§ **Aim of the task**:
Restate the material word for word and leave out anything that is a picture.

§ **Records for the exercise**:
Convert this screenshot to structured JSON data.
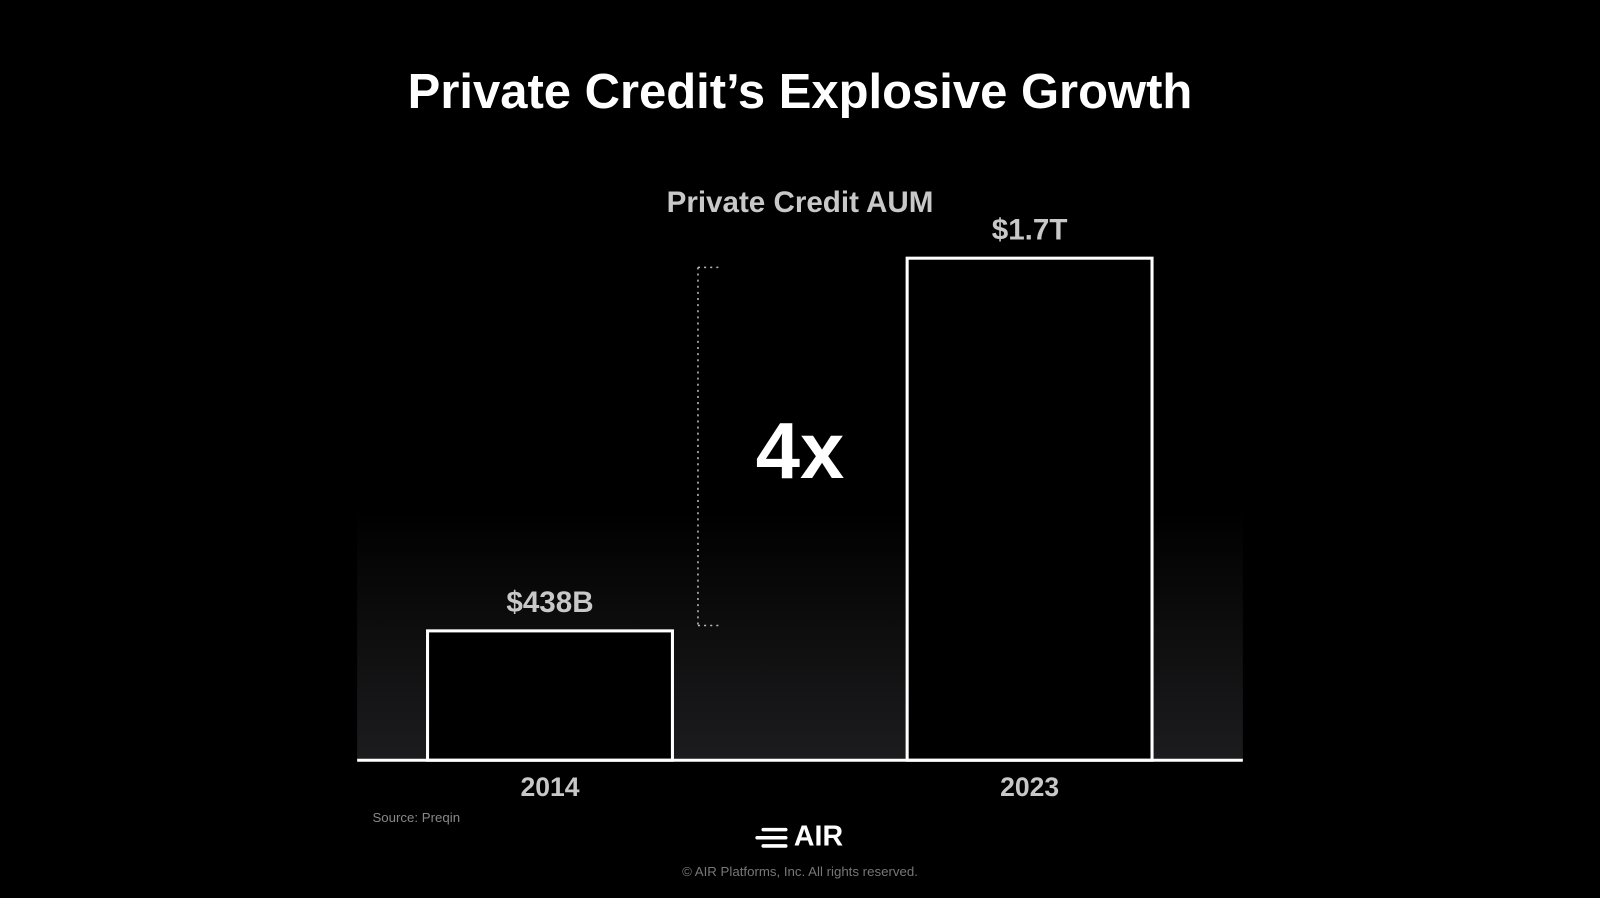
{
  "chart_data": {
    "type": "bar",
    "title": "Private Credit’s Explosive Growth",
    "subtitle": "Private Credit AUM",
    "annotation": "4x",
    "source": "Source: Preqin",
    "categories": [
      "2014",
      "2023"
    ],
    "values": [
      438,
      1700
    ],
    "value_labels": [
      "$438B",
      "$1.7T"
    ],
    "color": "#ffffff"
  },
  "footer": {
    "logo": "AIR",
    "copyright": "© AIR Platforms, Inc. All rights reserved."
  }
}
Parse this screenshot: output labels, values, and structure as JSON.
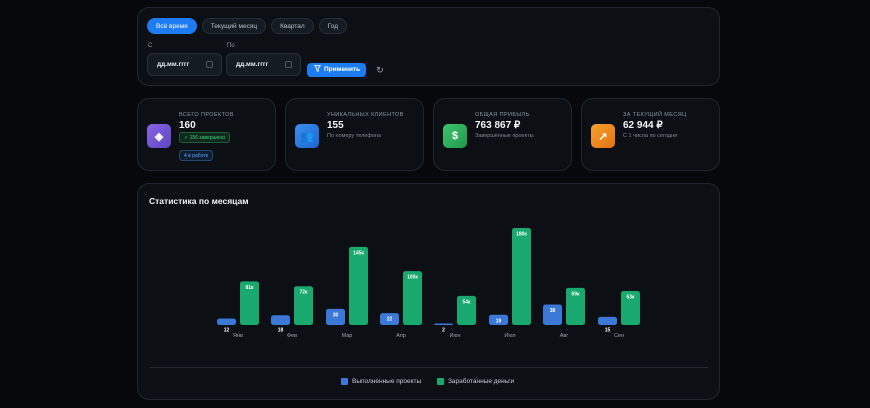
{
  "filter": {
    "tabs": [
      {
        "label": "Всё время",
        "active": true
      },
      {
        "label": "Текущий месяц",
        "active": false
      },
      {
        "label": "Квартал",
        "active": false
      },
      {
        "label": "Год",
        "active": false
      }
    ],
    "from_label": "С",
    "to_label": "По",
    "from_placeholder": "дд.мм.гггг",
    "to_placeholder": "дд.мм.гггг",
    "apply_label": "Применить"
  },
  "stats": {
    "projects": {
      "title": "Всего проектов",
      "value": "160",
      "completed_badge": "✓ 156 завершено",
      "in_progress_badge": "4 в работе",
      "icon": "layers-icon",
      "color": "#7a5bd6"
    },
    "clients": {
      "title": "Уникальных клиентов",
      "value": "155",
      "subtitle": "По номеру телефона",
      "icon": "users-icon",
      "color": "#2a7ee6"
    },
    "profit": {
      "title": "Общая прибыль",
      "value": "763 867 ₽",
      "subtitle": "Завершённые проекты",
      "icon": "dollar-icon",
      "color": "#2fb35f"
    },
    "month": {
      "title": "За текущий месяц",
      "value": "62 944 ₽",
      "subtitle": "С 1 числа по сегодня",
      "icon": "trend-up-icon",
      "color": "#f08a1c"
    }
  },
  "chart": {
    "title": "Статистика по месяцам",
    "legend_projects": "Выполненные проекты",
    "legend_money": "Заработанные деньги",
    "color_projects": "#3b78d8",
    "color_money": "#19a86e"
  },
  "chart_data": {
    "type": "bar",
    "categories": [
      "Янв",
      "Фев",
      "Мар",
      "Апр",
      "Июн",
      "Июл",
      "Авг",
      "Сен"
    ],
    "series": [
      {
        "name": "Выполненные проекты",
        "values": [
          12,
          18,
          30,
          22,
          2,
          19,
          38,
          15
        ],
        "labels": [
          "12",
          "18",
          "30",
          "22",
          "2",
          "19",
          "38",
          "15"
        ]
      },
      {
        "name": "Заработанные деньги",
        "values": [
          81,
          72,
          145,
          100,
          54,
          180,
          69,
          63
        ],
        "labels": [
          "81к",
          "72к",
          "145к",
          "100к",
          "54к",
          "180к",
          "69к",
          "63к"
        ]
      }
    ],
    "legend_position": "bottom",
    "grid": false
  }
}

§ **Answer to this problem**:
Convert this screenshot to structured JSON data.
{
  "chart_data": {
    "type": "bar",
    "title": "Private Credit’s Explosive Growth",
    "subtitle": "Private Credit AUM",
    "annotation": "4x",
    "source": "Source: Preqin",
    "categories": [
      "2014",
      "2023"
    ],
    "values": [
      438,
      1700
    ],
    "value_labels": [
      "$438B",
      "$1.7T"
    ],
    "color": "#ffffff"
  },
  "footer": {
    "logo": "AIR",
    "copyright": "© AIR Platforms, Inc. All rights reserved."
  }
}
Parse this screenshot: output labels, values, and structure as JSON.
{
  "filter": {
    "tabs": [
      {
        "label": "Всё время",
        "active": true
      },
      {
        "label": "Текущий месяц",
        "active": false
      },
      {
        "label": "Квартал",
        "active": false
      },
      {
        "label": "Год",
        "active": false
      }
    ],
    "from_label": "С",
    "to_label": "По",
    "from_placeholder": "дд.мм.гггг",
    "to_placeholder": "дд.мм.гггг",
    "apply_label": "Применить"
  },
  "stats": {
    "projects": {
      "title": "Всего проектов",
      "value": "160",
      "completed_badge": "✓ 156 завершено",
      "in_progress_badge": "4 в работе",
      "icon": "layers-icon",
      "color": "#7a5bd6"
    },
    "clients": {
      "title": "Уникальных клиентов",
      "value": "155",
      "subtitle": "По номеру телефона",
      "icon": "users-icon",
      "color": "#2a7ee6"
    },
    "profit": {
      "title": "Общая прибыль",
      "value": "763 867 ₽",
      "subtitle": "Завершённые проекты",
      "icon": "dollar-icon",
      "color": "#2fb35f"
    },
    "month": {
      "title": "За текущий месяц",
      "value": "62 944 ₽",
      "subtitle": "С 1 числа по сегодня",
      "icon": "trend-up-icon",
      "color": "#f08a1c"
    }
  },
  "chart": {
    "title": "Статистика по месяцам",
    "legend_projects": "Выполненные проекты",
    "legend_money": "Заработанные деньги",
    "color_projects": "#3b78d8",
    "color_money": "#19a86e"
  },
  "chart_data": {
    "type": "bar",
    "categories": [
      "Янв",
      "Фев",
      "Мар",
      "Апр",
      "Июн",
      "Июл",
      "Авг",
      "Сен"
    ],
    "series": [
      {
        "name": "Выполненные проекты",
        "values": [
          12,
          18,
          30,
          22,
          2,
          19,
          38,
          15
        ],
        "labels": [
          "12",
          "18",
          "30",
          "22",
          "2",
          "19",
          "38",
          "15"
        ]
      },
      {
        "name": "Заработанные деньги",
        "values": [
          81,
          72,
          145,
          100,
          54,
          180,
          69,
          63
        ],
        "labels": [
          "81к",
          "72к",
          "145к",
          "100к",
          "54к",
          "180к",
          "69к",
          "63к"
        ]
      }
    ],
    "legend_position": "bottom",
    "grid": false
  }
}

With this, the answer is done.